>> Begin

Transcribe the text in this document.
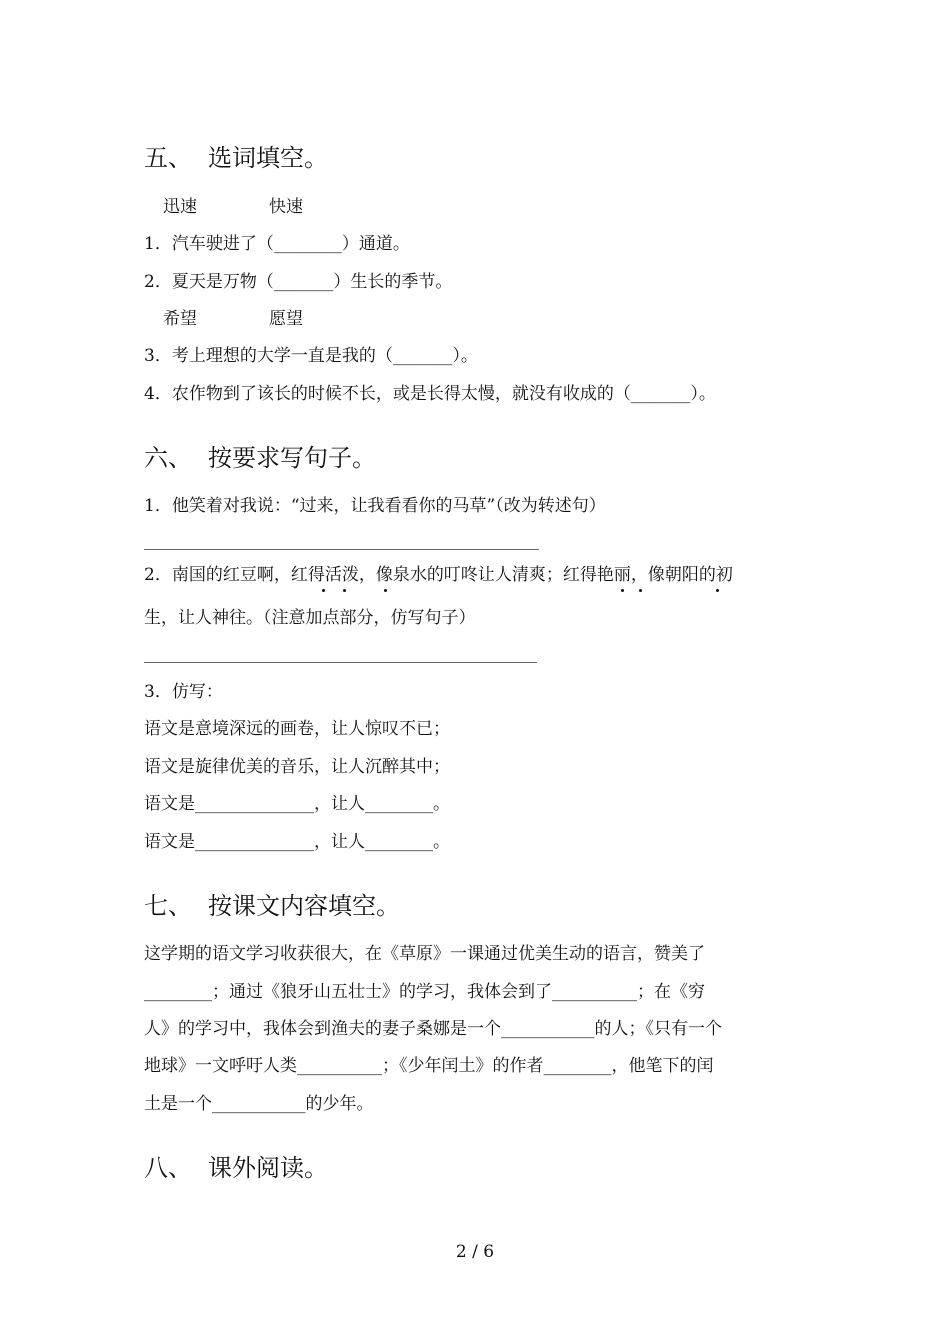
五、 选词填空。
迅速	快速
1．汽车驶进了（________）通道。
2．夏天是万物（_______）生长的季节。
希望	愿望
3．考上理想的大学一直是我的（_______）。
4．农作物到了该长的时候不长，或是长得太慢，就没有收成的（_______）。
六、 按要求写句子。
1．他笑着对我说：“过来，让我看看你的马草”（改为转述句）
2．南国的红豆啊，红得活泼，像泉水的叮咚让人清爽；红得艳丽，像朝阳的初
生，让人神往。（注意加点部分，仿写句子）
3．仿写：
语文是意境深远的画卷，让人惊叹不已；
语文是旋律优美的音乐，让人沉醉其中；
语文是______________，让人________。
语文是______________，让人________。
七、 按课文内容填空。
这学期的语文学习收获很大，在《草原》一课通过优美生动的语言，赞美了
________；通过《狼牙山五壮士》的学习，我体会到了__________；在《穷
人》的学习中，我体会到渔夫的妻子桑娜是一个___________的人；《只有一个
地球》一文呼吁人类__________；《少年闰土》的作者________，他笔下的闰
土是一个___________的少年。
八、 课外阅读。
2 / 6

>> End

▶ **Written problem**:
Copy out the listing exactly as it stands, but not the pictures.

▶ **Exercise answer**:
Transcribe the text in this document.
五、 选词填空。
迅速	快速
1．汽车驶进了（________）通道。
2．夏天是万物（_______）生长的季节。
希望	愿望
3．考上理想的大学一直是我的（_______）。
4．农作物到了该长的时候不长，或是长得太慢，就没有收成的（_______）。
六、 按要求写句子。
1．他笑着对我说：“过来，让我看看你的马草”（改为转述句）
2．南国的红豆啊，红得活泼，像泉水的叮咚让人清爽；红得艳丽，像朝阳的初
生，让人神往。（注意加点部分，仿写句子）
3．仿写：
语文是意境深远的画卷，让人惊叹不已；
语文是旋律优美的音乐，让人沉醉其中；
语文是______________，让人________。
语文是______________，让人________。
七、 按课文内容填空。
这学期的语文学习收获很大，在《草原》一课通过优美生动的语言，赞美了
________；通过《狼牙山五壮士》的学习，我体会到了__________；在《穷
人》的学习中，我体会到渔夫的妻子桑娜是一个___________的人；《只有一个
地球》一文呼吁人类__________；《少年闰土》的作者________，他笔下的闰
土是一个___________的少年。
八、 课外阅读。
2 / 6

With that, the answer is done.